§ What to work on
Go through the entries below and pick out every line with "JSON".
-- Start Records shown --
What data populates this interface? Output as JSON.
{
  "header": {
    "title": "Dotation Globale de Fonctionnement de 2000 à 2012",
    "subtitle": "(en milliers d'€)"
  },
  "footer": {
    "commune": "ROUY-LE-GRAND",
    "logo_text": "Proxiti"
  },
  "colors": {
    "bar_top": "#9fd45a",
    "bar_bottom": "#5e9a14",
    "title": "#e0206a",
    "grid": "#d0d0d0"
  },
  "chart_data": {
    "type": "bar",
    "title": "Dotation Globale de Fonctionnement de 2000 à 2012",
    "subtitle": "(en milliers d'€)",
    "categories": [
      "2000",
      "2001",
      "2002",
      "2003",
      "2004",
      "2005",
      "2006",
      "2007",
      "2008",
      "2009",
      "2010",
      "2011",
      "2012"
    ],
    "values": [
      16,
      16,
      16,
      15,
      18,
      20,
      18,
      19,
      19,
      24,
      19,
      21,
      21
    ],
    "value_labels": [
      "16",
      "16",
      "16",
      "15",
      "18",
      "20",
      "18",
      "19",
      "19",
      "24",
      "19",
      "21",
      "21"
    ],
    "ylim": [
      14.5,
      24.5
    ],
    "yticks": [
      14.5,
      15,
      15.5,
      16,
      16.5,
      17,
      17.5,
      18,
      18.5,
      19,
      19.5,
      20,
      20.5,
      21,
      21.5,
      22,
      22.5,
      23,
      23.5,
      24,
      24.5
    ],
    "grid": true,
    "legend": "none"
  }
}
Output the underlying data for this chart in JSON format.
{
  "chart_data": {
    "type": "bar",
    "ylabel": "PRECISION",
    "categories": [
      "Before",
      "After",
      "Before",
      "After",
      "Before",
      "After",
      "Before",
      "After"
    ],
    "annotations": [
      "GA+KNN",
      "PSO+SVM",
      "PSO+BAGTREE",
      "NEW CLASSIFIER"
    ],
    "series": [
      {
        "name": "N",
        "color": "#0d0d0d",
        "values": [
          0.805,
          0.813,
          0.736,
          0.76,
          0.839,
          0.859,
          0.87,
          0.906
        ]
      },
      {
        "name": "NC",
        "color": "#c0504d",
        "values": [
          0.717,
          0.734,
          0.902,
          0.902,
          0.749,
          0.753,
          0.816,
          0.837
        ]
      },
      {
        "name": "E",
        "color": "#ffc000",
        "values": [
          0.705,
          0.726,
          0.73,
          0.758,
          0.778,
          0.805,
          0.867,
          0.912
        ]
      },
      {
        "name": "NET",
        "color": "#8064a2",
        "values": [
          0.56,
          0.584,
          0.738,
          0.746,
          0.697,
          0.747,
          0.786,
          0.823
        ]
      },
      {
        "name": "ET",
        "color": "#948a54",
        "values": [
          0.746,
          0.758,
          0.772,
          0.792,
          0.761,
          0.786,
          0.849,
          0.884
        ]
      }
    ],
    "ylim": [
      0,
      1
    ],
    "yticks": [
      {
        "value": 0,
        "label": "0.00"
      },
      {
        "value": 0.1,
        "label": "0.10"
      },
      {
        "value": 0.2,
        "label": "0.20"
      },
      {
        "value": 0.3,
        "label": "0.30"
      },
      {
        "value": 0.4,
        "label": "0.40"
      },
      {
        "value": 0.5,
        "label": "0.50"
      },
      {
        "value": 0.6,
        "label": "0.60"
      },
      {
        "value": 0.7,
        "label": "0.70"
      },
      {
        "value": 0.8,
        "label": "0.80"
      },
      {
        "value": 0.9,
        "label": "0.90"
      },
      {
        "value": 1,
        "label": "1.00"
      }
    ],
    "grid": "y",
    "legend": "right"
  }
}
-- End Records shown --
§ Worked solution
What data populates this interface? Output as JSON.
Output the underlying data for this chart in JSON format.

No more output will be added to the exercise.